Problem statement
Look through the entries below and count the lines with the word "this" in them; give only the number.

Raw records

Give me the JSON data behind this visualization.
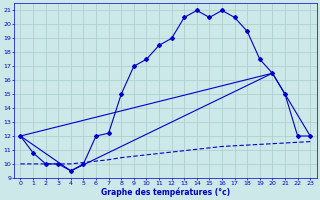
{
  "xlabel": "Graphe des températures (°c)",
  "bg_color": "#cce8e8",
  "grid_color": "#aacccc",
  "line_color": "#0000cc",
  "xlim": [
    -0.5,
    23.5
  ],
  "ylim": [
    9,
    21.5
  ],
  "yticks": [
    9,
    10,
    11,
    12,
    13,
    14,
    15,
    16,
    17,
    18,
    19,
    20,
    21
  ],
  "xticks": [
    0,
    1,
    2,
    3,
    4,
    5,
    6,
    7,
    8,
    9,
    10,
    11,
    12,
    13,
    14,
    15,
    16,
    17,
    18,
    19,
    20,
    21,
    22,
    23
  ],
  "curve1_x": [
    0,
    1,
    2,
    3,
    4,
    5,
    6,
    7,
    8,
    9,
    10,
    11,
    12,
    13,
    14,
    15,
    16,
    17,
    18,
    19,
    20,
    21,
    22,
    23
  ],
  "curve1_y": [
    12,
    10.8,
    10.0,
    10.0,
    9.5,
    10.0,
    12.0,
    12.2,
    15.0,
    17.0,
    17.5,
    18.5,
    19.0,
    20.5,
    21.0,
    20.5,
    21.0,
    20.5,
    19.5,
    17.5,
    16.5,
    15.0,
    12.0,
    12.0
  ],
  "curve2_x": [
    0,
    20
  ],
  "curve2_y": [
    12,
    16.5
  ],
  "curve3_x": [
    0,
    1,
    2,
    3,
    4,
    5,
    6,
    7,
    8,
    9,
    10,
    11,
    12,
    13,
    14,
    15,
    16,
    17,
    18,
    19,
    20,
    21,
    22,
    23
  ],
  "curve3_y": [
    10.0,
    10.0,
    10.0,
    10.0,
    10.0,
    10.1,
    10.2,
    10.3,
    10.45,
    10.55,
    10.65,
    10.75,
    10.85,
    10.95,
    11.05,
    11.15,
    11.25,
    11.3,
    11.35,
    11.4,
    11.45,
    11.5,
    11.55,
    11.6
  ],
  "curve4_x": [
    0,
    4,
    20,
    23
  ],
  "curve4_y": [
    12,
    9.5,
    16.5,
    12.0
  ]
}
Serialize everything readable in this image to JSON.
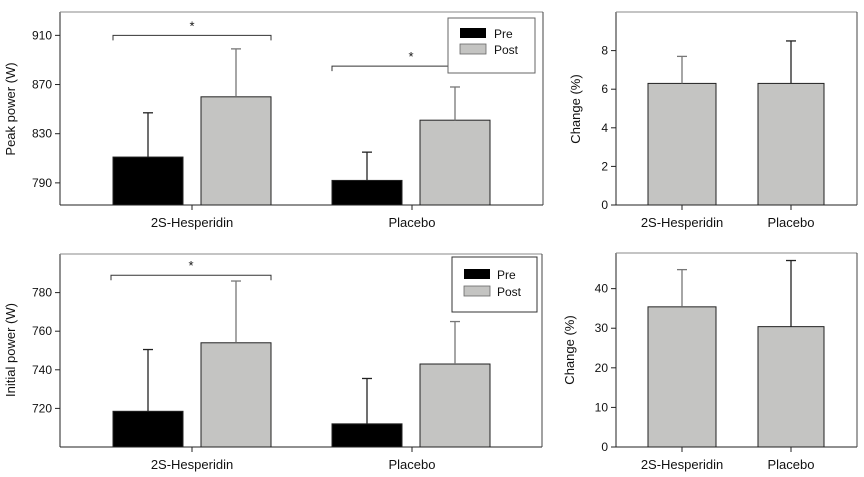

Task answer
2